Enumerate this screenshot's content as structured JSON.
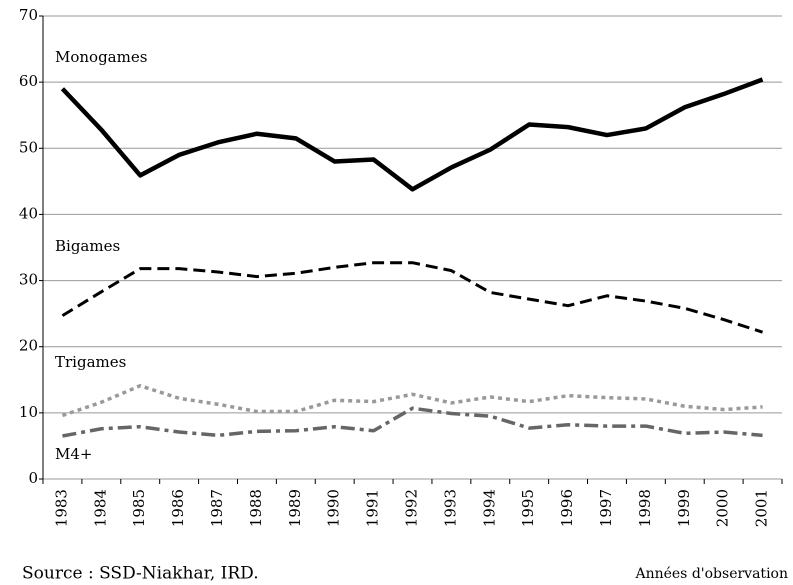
{
  "chart_data": {
    "type": "line",
    "categories": [
      "1983",
      "1984",
      "1985",
      "1986",
      "1987",
      "1988",
      "1989",
      "1990",
      "1991",
      "1992",
      "1993",
      "1994",
      "1995",
      "1996",
      "1997",
      "1998",
      "1999",
      "2000",
      "2001"
    ],
    "series": [
      {
        "name": "Monogames",
        "color": "#000000",
        "dash": "solid",
        "values": [
          59,
          52.8,
          45.9,
          49,
          50.9,
          52.2,
          51.5,
          48,
          48.3,
          43.8,
          47.1,
          49.8,
          53.6,
          53.2,
          52,
          53,
          56.2,
          58.2,
          60.4
        ]
      },
      {
        "name": "Bigames",
        "color": "#000000",
        "dash": "dashed",
        "values": [
          24.7,
          28.3,
          31.8,
          31.8,
          31.3,
          30.6,
          31.1,
          32,
          32.7,
          32.7,
          31.5,
          28.2,
          27.2,
          26.2,
          27.7,
          26.9,
          25.8,
          24.1,
          22.2
        ]
      },
      {
        "name": "Trigames",
        "color": "#999999",
        "dash": "dotted",
        "values": [
          9.6,
          11.6,
          14.1,
          12.2,
          11.3,
          10.2,
          10.2,
          11.9,
          11.7,
          12.8,
          11.5,
          12.4,
          11.7,
          12.6,
          12.3,
          12.1,
          11,
          10.5,
          10.9
        ]
      },
      {
        "name": "M4+",
        "color": "#666666",
        "dash": "dashdot",
        "values": [
          6.5,
          7.6,
          7.9,
          7.1,
          6.6,
          7.2,
          7.3,
          7.9,
          7.3,
          10.7,
          9.9,
          9.5,
          7.7,
          8.2,
          8,
          8,
          6.9,
          7.1,
          6.6
        ]
      }
    ],
    "ylim": [
      0,
      70
    ],
    "yticks": [
      0,
      10,
      20,
      30,
      40,
      50,
      60,
      70
    ],
    "grid": true,
    "x_label": "Années d'observation",
    "source": "Source : SSD-Niakhar, IRD."
  }
}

Work required - Look through the material above and pick out each line holding the word "dash".

Exercise output -
        "dash": "solid",
        "dash": "dashed",
        "dash": "dotted",
        "dash": "dashdot",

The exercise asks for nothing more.